What you are asked to do: Copy out every line of the material below with no changes.

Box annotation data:
◆ ◆ ◆ ◆

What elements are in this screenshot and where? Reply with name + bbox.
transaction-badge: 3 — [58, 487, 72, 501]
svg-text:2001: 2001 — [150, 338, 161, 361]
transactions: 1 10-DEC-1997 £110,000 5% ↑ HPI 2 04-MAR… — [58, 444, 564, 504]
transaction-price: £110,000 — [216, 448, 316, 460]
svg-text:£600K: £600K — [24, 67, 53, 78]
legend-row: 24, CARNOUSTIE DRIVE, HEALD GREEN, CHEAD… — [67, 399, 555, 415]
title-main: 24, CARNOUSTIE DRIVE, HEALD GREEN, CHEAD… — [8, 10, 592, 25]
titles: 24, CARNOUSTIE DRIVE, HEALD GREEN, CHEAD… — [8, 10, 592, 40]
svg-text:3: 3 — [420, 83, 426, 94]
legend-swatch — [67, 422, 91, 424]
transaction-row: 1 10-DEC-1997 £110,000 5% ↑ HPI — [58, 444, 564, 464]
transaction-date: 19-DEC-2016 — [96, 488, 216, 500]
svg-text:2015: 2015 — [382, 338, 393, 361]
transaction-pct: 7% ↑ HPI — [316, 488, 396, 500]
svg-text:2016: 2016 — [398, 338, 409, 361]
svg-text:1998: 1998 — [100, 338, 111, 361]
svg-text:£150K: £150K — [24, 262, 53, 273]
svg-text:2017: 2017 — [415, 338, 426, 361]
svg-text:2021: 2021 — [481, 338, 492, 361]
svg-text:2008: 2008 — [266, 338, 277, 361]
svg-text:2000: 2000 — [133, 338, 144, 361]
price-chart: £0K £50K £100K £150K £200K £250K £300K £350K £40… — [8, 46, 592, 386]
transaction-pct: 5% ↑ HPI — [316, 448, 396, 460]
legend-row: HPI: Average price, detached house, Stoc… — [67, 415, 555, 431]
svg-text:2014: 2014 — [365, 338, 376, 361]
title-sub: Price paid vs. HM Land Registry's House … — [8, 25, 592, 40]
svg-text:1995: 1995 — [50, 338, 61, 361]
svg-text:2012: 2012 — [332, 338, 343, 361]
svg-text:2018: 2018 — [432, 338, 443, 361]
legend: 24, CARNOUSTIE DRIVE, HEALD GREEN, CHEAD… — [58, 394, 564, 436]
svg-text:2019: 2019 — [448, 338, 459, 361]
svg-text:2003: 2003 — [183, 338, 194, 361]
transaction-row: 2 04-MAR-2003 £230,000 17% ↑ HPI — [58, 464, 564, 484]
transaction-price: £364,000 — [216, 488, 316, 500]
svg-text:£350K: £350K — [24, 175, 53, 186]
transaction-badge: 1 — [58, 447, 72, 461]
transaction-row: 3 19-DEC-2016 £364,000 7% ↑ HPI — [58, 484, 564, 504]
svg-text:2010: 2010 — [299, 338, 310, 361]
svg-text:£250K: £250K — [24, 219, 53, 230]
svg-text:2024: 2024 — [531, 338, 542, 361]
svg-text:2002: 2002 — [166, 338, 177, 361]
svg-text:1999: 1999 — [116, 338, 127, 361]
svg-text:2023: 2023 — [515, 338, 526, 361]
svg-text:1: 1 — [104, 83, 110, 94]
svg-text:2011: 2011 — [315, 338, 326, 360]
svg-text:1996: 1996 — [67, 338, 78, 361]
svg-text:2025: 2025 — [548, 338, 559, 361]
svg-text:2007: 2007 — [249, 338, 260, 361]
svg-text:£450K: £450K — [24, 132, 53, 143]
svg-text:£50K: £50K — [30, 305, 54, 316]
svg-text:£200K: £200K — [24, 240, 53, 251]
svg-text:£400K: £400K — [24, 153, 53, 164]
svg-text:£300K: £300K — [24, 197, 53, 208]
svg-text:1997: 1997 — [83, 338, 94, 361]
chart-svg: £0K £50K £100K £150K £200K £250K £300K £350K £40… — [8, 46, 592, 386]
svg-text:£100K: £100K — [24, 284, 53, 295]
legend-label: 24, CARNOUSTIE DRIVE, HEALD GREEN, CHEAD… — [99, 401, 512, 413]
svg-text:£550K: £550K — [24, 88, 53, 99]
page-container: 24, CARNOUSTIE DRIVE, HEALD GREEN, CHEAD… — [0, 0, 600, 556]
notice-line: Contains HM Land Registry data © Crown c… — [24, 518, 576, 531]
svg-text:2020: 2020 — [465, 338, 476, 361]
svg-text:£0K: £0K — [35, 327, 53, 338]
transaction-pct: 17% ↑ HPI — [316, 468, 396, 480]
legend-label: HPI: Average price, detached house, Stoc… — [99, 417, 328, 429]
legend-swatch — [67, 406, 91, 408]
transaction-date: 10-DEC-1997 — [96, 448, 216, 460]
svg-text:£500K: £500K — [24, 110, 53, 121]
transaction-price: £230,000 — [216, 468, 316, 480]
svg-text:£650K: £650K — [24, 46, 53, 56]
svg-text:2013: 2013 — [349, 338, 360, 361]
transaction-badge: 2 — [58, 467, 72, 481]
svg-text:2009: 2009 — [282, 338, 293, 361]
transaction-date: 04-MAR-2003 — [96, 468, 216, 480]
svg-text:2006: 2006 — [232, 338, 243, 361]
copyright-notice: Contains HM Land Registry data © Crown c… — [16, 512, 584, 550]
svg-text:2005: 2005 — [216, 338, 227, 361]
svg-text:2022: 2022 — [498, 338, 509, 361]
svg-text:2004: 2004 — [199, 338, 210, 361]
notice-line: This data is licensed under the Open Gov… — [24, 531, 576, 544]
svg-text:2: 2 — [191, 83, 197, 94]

◆ ◆ ◆ ◆

Solution to the exercise:
What elements are in this screenshot and where? Reply with name + bbox.
transaction-badge: 3 — [58, 487, 72, 501]
svg-text:2001: 2001 — [150, 338, 161, 361]
transactions: 1 10-DEC-1997 £110,000 5% ↑ HPI 2 04-MAR… — [58, 444, 564, 504]
transaction-price: £110,000 — [216, 448, 316, 460]
svg-text:£600K: £600K — [24, 67, 53, 78]
legend-row: 24, CARNOUSTIE DRIVE, HEALD GREEN, CHEAD… — [67, 399, 555, 415]
title-main: 24, CARNOUSTIE DRIVE, HEALD GREEN, CHEAD… — [8, 10, 592, 25]
titles: 24, CARNOUSTIE DRIVE, HEALD GREEN, CHEAD… — [8, 10, 592, 40]
svg-text:3: 3 — [420, 83, 426, 94]
legend-swatch — [67, 422, 91, 424]
transaction-row: 1 10-DEC-1997 £110,000 5% ↑ HPI — [58, 444, 564, 464]
transaction-date: 19-DEC-2016 — [96, 488, 216, 500]
svg-text:2015: 2015 — [382, 338, 393, 361]
transaction-pct: 7% ↑ HPI — [316, 488, 396, 500]
svg-text:2016: 2016 — [398, 338, 409, 361]
svg-text:1998: 1998 — [100, 338, 111, 361]
svg-text:£150K: £150K — [24, 262, 53, 273]
svg-text:2017: 2017 — [415, 338, 426, 361]
svg-text:2021: 2021 — [481, 338, 492, 361]
svg-text:2008: 2008 — [266, 338, 277, 361]
svg-text:2000: 2000 — [133, 338, 144, 361]
price-chart: £0K £50K £100K £150K £200K £250K £300K £350K £40… — [8, 46, 592, 386]
transaction-pct: 5% ↑ HPI — [316, 448, 396, 460]
legend-row: HPI: Average price, detached house, Stoc… — [67, 415, 555, 431]
svg-text:2014: 2014 — [365, 338, 376, 361]
title-sub: Price paid vs. HM Land Registry's House … — [8, 25, 592, 40]
svg-text:1995: 1995 — [50, 338, 61, 361]
svg-text:2012: 2012 — [332, 338, 343, 361]
svg-text:2018: 2018 — [432, 338, 443, 361]
legend: 24, CARNOUSTIE DRIVE, HEALD GREEN, CHEAD… — [58, 394, 564, 436]
svg-text:2019: 2019 — [448, 338, 459, 361]
svg-text:2003: 2003 — [183, 338, 194, 361]
transaction-row: 2 04-MAR-2003 £230,000 17% ↑ HPI — [58, 464, 564, 484]
transaction-price: £364,000 — [216, 488, 316, 500]
svg-text:£350K: £350K — [24, 175, 53, 186]
transaction-badge: 1 — [58, 447, 72, 461]
transaction-row: 3 19-DEC-2016 £364,000 7% ↑ HPI — [58, 484, 564, 504]
svg-text:2010: 2010 — [299, 338, 310, 361]
svg-text:£250K: £250K — [24, 219, 53, 230]
svg-text:2024: 2024 — [531, 338, 542, 361]
svg-text:2002: 2002 — [166, 338, 177, 361]
svg-text:1999: 1999 — [116, 338, 127, 361]
svg-text:2023: 2023 — [515, 338, 526, 361]
svg-text:1: 1 — [104, 83, 110, 94]
svg-text:2011: 2011 — [315, 338, 326, 360]
svg-text:1996: 1996 — [67, 338, 78, 361]
svg-text:2025: 2025 — [548, 338, 559, 361]
svg-text:2007: 2007 — [249, 338, 260, 361]
svg-text:£450K: £450K — [24, 132, 53, 143]
svg-text:£50K: £50K — [30, 305, 54, 316]
svg-text:£200K: £200K — [24, 240, 53, 251]
svg-text:£400K: £400K — [24, 153, 53, 164]
svg-text:£300K: £300K — [24, 197, 53, 208]
svg-text:1997: 1997 — [83, 338, 94, 361]
chart-svg: £0K £50K £100K £150K £200K £250K £300K £350K £40… — [8, 46, 592, 386]
svg-text:£100K: £100K — [24, 284, 53, 295]
legend-label: 24, CARNOUSTIE DRIVE, HEALD GREEN, CHEAD… — [99, 401, 512, 413]
svg-text:£550K: £550K — [24, 88, 53, 99]
page-container: 24, CARNOUSTIE DRIVE, HEALD GREEN, CHEAD… — [0, 0, 600, 556]
notice-line: Contains HM Land Registry data © Crown c… — [24, 518, 576, 531]
svg-text:2020: 2020 — [465, 338, 476, 361]
svg-text:£0K: £0K — [35, 327, 53, 338]
transaction-pct: 17% ↑ HPI — [316, 468, 396, 480]
legend-label: HPI: Average price, detached house, Stoc… — [99, 417, 328, 429]
legend-swatch — [67, 406, 91, 408]
transaction-date: 10-DEC-1997 — [96, 448, 216, 460]
svg-text:£500K: £500K — [24, 110, 53, 121]
transaction-price: £230,000 — [216, 468, 316, 480]
svg-text:£650K: £650K — [24, 46, 53, 56]
svg-text:2013: 2013 — [349, 338, 360, 361]
transaction-badge: 2 — [58, 467, 72, 481]
svg-text:2009: 2009 — [282, 338, 293, 361]
transaction-date: 04-MAR-2003 — [96, 468, 216, 480]
svg-text:2006: 2006 — [232, 338, 243, 361]
copyright-notice: Contains HM Land Registry data © Crown c… — [16, 512, 584, 550]
svg-text:2005: 2005 — [216, 338, 227, 361]
svg-text:2022: 2022 — [498, 338, 509, 361]
svg-text:2004: 2004 — [199, 338, 210, 361]
notice-line: This data is licensed under the Open Gov… — [24, 531, 576, 544]
svg-text:2: 2 — [191, 83, 197, 94]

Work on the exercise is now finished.